(Stored data entries)
────
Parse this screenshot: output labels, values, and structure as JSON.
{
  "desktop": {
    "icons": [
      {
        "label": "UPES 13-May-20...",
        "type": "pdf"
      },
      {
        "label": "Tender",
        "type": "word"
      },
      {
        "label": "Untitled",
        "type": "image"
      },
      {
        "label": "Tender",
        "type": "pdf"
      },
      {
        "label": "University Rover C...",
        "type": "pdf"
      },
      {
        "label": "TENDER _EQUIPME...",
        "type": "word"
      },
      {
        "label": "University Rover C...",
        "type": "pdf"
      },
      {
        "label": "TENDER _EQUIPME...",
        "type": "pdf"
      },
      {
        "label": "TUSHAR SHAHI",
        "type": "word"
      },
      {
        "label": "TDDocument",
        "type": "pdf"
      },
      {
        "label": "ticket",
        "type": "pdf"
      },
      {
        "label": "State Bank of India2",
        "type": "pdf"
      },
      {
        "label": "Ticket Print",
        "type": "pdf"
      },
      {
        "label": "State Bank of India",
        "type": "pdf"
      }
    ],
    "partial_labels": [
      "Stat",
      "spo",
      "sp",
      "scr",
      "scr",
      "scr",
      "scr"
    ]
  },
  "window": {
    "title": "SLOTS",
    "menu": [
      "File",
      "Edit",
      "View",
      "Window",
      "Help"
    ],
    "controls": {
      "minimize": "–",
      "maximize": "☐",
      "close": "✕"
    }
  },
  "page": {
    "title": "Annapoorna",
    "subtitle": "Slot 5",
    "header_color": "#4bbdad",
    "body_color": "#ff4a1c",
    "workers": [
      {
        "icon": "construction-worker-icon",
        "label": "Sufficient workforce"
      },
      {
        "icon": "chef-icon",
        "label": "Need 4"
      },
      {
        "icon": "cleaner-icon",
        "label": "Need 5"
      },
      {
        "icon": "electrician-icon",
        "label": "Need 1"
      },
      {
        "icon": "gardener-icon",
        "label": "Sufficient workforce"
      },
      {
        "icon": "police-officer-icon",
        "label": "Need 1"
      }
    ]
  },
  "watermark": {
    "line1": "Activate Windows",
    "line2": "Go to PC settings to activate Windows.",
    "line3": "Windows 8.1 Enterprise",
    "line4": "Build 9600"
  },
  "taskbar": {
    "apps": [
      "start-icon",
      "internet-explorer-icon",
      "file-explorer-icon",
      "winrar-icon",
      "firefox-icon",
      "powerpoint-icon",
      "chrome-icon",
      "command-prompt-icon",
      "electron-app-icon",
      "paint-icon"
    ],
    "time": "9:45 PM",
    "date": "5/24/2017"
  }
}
────
To do: The entries above should be repeated exactly, every one of them.

Result for this task:
Parse this screenshot: output labels, values, and structure as JSON.
{
  "desktop": {
    "icons": [
      {
        "label": "UPES 13-May-20...",
        "type": "pdf"
      },
      {
        "label": "Tender",
        "type": "word"
      },
      {
        "label": "Untitled",
        "type": "image"
      },
      {
        "label": "Tender",
        "type": "pdf"
      },
      {
        "label": "University Rover C...",
        "type": "pdf"
      },
      {
        "label": "TENDER _EQUIPME...",
        "type": "word"
      },
      {
        "label": "University Rover C...",
        "type": "pdf"
      },
      {
        "label": "TENDER _EQUIPME...",
        "type": "pdf"
      },
      {
        "label": "TUSHAR SHAHI",
        "type": "word"
      },
      {
        "label": "TDDocument",
        "type": "pdf"
      },
      {
        "label": "ticket",
        "type": "pdf"
      },
      {
        "label": "State Bank of India2",
        "type": "pdf"
      },
      {
        "label": "Ticket Print",
        "type": "pdf"
      },
      {
        "label": "State Bank of India",
        "type": "pdf"
      }
    ],
    "partial_labels": [
      "Stat",
      "spo",
      "sp",
      "scr",
      "scr",
      "scr",
      "scr"
    ]
  },
  "window": {
    "title": "SLOTS",
    "menu": [
      "File",
      "Edit",
      "View",
      "Window",
      "Help"
    ],
    "controls": {
      "minimize": "–",
      "maximize": "☐",
      "close": "✕"
    }
  },
  "page": {
    "title": "Annapoorna",
    "subtitle": "Slot 5",
    "header_color": "#4bbdad",
    "body_color": "#ff4a1c",
    "workers": [
      {
        "icon": "construction-worker-icon",
        "label": "Sufficient workforce"
      },
      {
        "icon": "chef-icon",
        "label": "Need 4"
      },
      {
        "icon": "cleaner-icon",
        "label": "Need 5"
      },
      {
        "icon": "electrician-icon",
        "label": "Need 1"
      },
      {
        "icon": "gardener-icon",
        "label": "Sufficient workforce"
      },
      {
        "icon": "police-officer-icon",
        "label": "Need 1"
      }
    ]
  },
  "watermark": {
    "line1": "Activate Windows",
    "line2": "Go to PC settings to activate Windows.",
    "line3": "Windows 8.1 Enterprise",
    "line4": "Build 9600"
  },
  "taskbar": {
    "apps": [
      "start-icon",
      "internet-explorer-icon",
      "file-explorer-icon",
      "winrar-icon",
      "firefox-icon",
      "powerpoint-icon",
      "chrome-icon",
      "command-prompt-icon",
      "electron-app-icon",
      "paint-icon"
    ],
    "time": "9:45 PM",
    "date": "5/24/2017"
  }
}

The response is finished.